* [SHORT EXERCISE]: Produce a word-for-word copy of the listing below without its pictures.

☆ ☆ ☆

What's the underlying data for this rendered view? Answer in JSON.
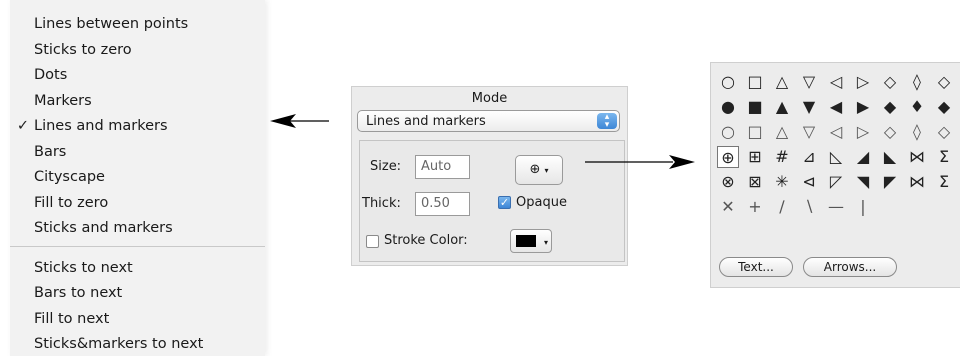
{
  "menu": {
    "items": [
      {
        "label": "Lines between points",
        "checked": false
      },
      {
        "label": "Sticks to zero",
        "checked": false
      },
      {
        "label": "Dots",
        "checked": false
      },
      {
        "label": "Markers",
        "checked": false
      },
      {
        "label": "Lines and markers",
        "checked": true
      },
      {
        "label": "Bars",
        "checked": false
      },
      {
        "label": "Cityscape",
        "checked": false
      },
      {
        "label": "Fill to zero",
        "checked": false
      },
      {
        "label": "Sticks and markers",
        "checked": false
      },
      {
        "label": "Sticks to next",
        "checked": false
      },
      {
        "label": "Bars to next",
        "checked": false
      },
      {
        "label": "Fill to next",
        "checked": false
      },
      {
        "label": "Sticks&markers to next",
        "checked": false
      }
    ],
    "check_glyph": "✓"
  },
  "panel": {
    "mode_title": "Mode",
    "mode_value": "Lines and markers",
    "size_label": "Size:",
    "size_value": "Auto",
    "thick_label": "Thick:",
    "thick_value": "0.50",
    "marker_button_glyph": "⊕",
    "opaque_label": "Opaque",
    "opaque_checked": true,
    "stroke_label": "Stroke Color:",
    "stroke_checked": false,
    "stroke_color": "#000000"
  },
  "palette": {
    "rows": [
      [
        "○",
        "□",
        "△",
        "▽",
        "◁",
        "▷",
        "◇",
        "◊",
        "◇"
      ],
      [
        "●",
        "■",
        "▲",
        "▼",
        "◀",
        "▶",
        "◆",
        "♦",
        "◆"
      ],
      [
        "○",
        "□",
        "△",
        "▽",
        "◁",
        "▷",
        "◇",
        "◊",
        "◇"
      ],
      [
        "⊕",
        "⊞",
        "#",
        "⊿",
        "◺",
        "◢",
        "◣",
        "⋈",
        "Σ"
      ],
      [
        "⊗",
        "⊠",
        "✳",
        "⊲",
        "◸",
        "◥",
        "◤",
        "⋈",
        "Σ"
      ],
      [
        "✕",
        "+",
        "∕",
        "∖",
        "—",
        "|"
      ]
    ],
    "selected": [
      3,
      0
    ],
    "text_button": "Text...",
    "arrows_button": "Arrows..."
  },
  "colors": {
    "accent": "#3d86d6",
    "menu_bg": "#f2f2f2",
    "panel_bg": "#ececec"
  }
}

☆ ☆ ☆

* [RESULT OF THE TASK]:
What's the underlying data for this rendered view? Answer in JSON.
{
  "menu": {
    "items": [
      {
        "label": "Lines between points",
        "checked": false
      },
      {
        "label": "Sticks to zero",
        "checked": false
      },
      {
        "label": "Dots",
        "checked": false
      },
      {
        "label": "Markers",
        "checked": false
      },
      {
        "label": "Lines and markers",
        "checked": true
      },
      {
        "label": "Bars",
        "checked": false
      },
      {
        "label": "Cityscape",
        "checked": false
      },
      {
        "label": "Fill to zero",
        "checked": false
      },
      {
        "label": "Sticks and markers",
        "checked": false
      },
      {
        "label": "Sticks to next",
        "checked": false
      },
      {
        "label": "Bars to next",
        "checked": false
      },
      {
        "label": "Fill to next",
        "checked": false
      },
      {
        "label": "Sticks&markers to next",
        "checked": false
      }
    ],
    "check_glyph": "✓"
  },
  "panel": {
    "mode_title": "Mode",
    "mode_value": "Lines and markers",
    "size_label": "Size:",
    "size_value": "Auto",
    "thick_label": "Thick:",
    "thick_value": "0.50",
    "marker_button_glyph": "⊕",
    "opaque_label": "Opaque",
    "opaque_checked": true,
    "stroke_label": "Stroke Color:",
    "stroke_checked": false,
    "stroke_color": "#000000"
  },
  "palette": {
    "rows": [
      [
        "○",
        "□",
        "△",
        "▽",
        "◁",
        "▷",
        "◇",
        "◊",
        "◇"
      ],
      [
        "●",
        "■",
        "▲",
        "▼",
        "◀",
        "▶",
        "◆",
        "♦",
        "◆"
      ],
      [
        "○",
        "□",
        "△",
        "▽",
        "◁",
        "▷",
        "◇",
        "◊",
        "◇"
      ],
      [
        "⊕",
        "⊞",
        "#",
        "⊿",
        "◺",
        "◢",
        "◣",
        "⋈",
        "Σ"
      ],
      [
        "⊗",
        "⊠",
        "✳",
        "⊲",
        "◸",
        "◥",
        "◤",
        "⋈",
        "Σ"
      ],
      [
        "✕",
        "+",
        "∕",
        "∖",
        "—",
        "|"
      ]
    ],
    "selected": [
      3,
      0
    ],
    "text_button": "Text...",
    "arrows_button": "Arrows..."
  },
  "colors": {
    "accent": "#3d86d6",
    "menu_bg": "#f2f2f2",
    "panel_bg": "#ececec"
  }
}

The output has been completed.